[Start]

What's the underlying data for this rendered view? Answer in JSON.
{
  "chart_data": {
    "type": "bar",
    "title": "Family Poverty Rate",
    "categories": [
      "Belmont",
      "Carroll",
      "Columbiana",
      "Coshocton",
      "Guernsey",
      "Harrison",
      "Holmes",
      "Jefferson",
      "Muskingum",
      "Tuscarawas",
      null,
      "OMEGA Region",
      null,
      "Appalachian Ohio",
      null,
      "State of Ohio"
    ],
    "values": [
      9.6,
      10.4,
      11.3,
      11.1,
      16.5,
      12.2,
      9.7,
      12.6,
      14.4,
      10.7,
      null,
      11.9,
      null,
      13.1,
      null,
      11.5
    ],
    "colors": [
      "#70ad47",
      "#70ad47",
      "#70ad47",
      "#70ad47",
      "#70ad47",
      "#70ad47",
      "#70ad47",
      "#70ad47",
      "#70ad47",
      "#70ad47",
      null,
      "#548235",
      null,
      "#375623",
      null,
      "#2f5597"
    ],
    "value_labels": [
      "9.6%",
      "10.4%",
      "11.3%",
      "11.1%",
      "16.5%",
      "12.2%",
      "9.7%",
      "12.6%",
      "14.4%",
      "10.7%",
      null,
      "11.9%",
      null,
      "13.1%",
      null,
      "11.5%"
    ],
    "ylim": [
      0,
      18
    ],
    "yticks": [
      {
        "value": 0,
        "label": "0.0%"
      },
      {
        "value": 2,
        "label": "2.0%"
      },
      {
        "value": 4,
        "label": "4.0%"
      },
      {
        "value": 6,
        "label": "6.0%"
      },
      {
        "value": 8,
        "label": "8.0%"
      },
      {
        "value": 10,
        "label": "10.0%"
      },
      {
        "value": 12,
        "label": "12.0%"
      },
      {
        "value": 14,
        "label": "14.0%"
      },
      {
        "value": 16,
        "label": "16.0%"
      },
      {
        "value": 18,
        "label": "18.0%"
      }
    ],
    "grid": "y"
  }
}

[End]

§ **THE REQUEST**
Repeat the records above exactly, from the first line to the last.

§ **SOLUTION FOR THIS TASK**
What's the underlying data for this rendered view? Answer in JSON.
{
  "chart_data": {
    "type": "bar",
    "title": "Family Poverty Rate",
    "categories": [
      "Belmont",
      "Carroll",
      "Columbiana",
      "Coshocton",
      "Guernsey",
      "Harrison",
      "Holmes",
      "Jefferson",
      "Muskingum",
      "Tuscarawas",
      null,
      "OMEGA Region",
      null,
      "Appalachian Ohio",
      null,
      "State of Ohio"
    ],
    "values": [
      9.6,
      10.4,
      11.3,
      11.1,
      16.5,
      12.2,
      9.7,
      12.6,
      14.4,
      10.7,
      null,
      11.9,
      null,
      13.1,
      null,
      11.5
    ],
    "colors": [
      "#70ad47",
      "#70ad47",
      "#70ad47",
      "#70ad47",
      "#70ad47",
      "#70ad47",
      "#70ad47",
      "#70ad47",
      "#70ad47",
      "#70ad47",
      null,
      "#548235",
      null,
      "#375623",
      null,
      "#2f5597"
    ],
    "value_labels": [
      "9.6%",
      "10.4%",
      "11.3%",
      "11.1%",
      "16.5%",
      "12.2%",
      "9.7%",
      "12.6%",
      "14.4%",
      "10.7%",
      null,
      "11.9%",
      null,
      "13.1%",
      null,
      "11.5%"
    ],
    "ylim": [
      0,
      18
    ],
    "yticks": [
      {
        "value": 0,
        "label": "0.0%"
      },
      {
        "value": 2,
        "label": "2.0%"
      },
      {
        "value": 4,
        "label": "4.0%"
      },
      {
        "value": 6,
        "label": "6.0%"
      },
      {
        "value": 8,
        "label": "8.0%"
      },
      {
        "value": 10,
        "label": "10.0%"
      },
      {
        "value": 12,
        "label": "12.0%"
      },
      {
        "value": 14,
        "label": "14.0%"
      },
      {
        "value": 16,
        "label": "16.0%"
      },
      {
        "value": 18,
        "label": "18.0%"
      }
    ],
    "grid": "y"
  }
}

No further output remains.